▶ Given instruction
Retype all material exactly. Pictures stay out of the copy.

Dataset listings of figures
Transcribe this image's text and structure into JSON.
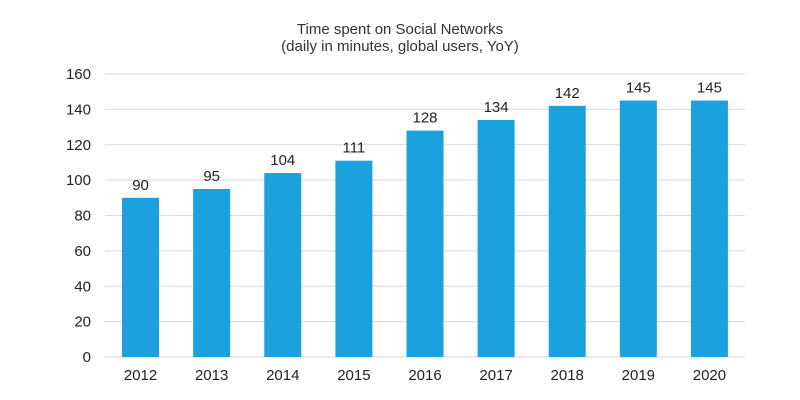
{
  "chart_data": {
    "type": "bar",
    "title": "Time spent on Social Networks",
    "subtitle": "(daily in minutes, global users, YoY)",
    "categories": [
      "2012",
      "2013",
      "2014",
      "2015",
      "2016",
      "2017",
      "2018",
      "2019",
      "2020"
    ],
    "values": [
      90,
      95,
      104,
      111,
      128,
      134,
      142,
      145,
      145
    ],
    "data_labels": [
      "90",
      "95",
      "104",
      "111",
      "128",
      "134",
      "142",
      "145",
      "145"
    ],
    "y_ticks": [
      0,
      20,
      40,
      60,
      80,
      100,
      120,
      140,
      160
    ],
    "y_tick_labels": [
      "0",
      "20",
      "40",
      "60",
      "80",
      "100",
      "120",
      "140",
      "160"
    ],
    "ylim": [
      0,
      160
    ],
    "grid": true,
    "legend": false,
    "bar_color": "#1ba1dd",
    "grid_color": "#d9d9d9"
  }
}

▶ Solution for this task
Transcribe this image's text and structure into JSON.
{
  "chart_data": {
    "type": "bar",
    "title": "Time spent on Social Networks",
    "subtitle": "(daily in minutes, global users, YoY)",
    "categories": [
      "2012",
      "2013",
      "2014",
      "2015",
      "2016",
      "2017",
      "2018",
      "2019",
      "2020"
    ],
    "values": [
      90,
      95,
      104,
      111,
      128,
      134,
      142,
      145,
      145
    ],
    "data_labels": [
      "90",
      "95",
      "104",
      "111",
      "128",
      "134",
      "142",
      "145",
      "145"
    ],
    "y_ticks": [
      0,
      20,
      40,
      60,
      80,
      100,
      120,
      140,
      160
    ],
    "y_tick_labels": [
      "0",
      "20",
      "40",
      "60",
      "80",
      "100",
      "120",
      "140",
      "160"
    ],
    "ylim": [
      0,
      160
    ],
    "grid": true,
    "legend": false,
    "bar_color": "#1ba1dd",
    "grid_color": "#d9d9d9"
  }
}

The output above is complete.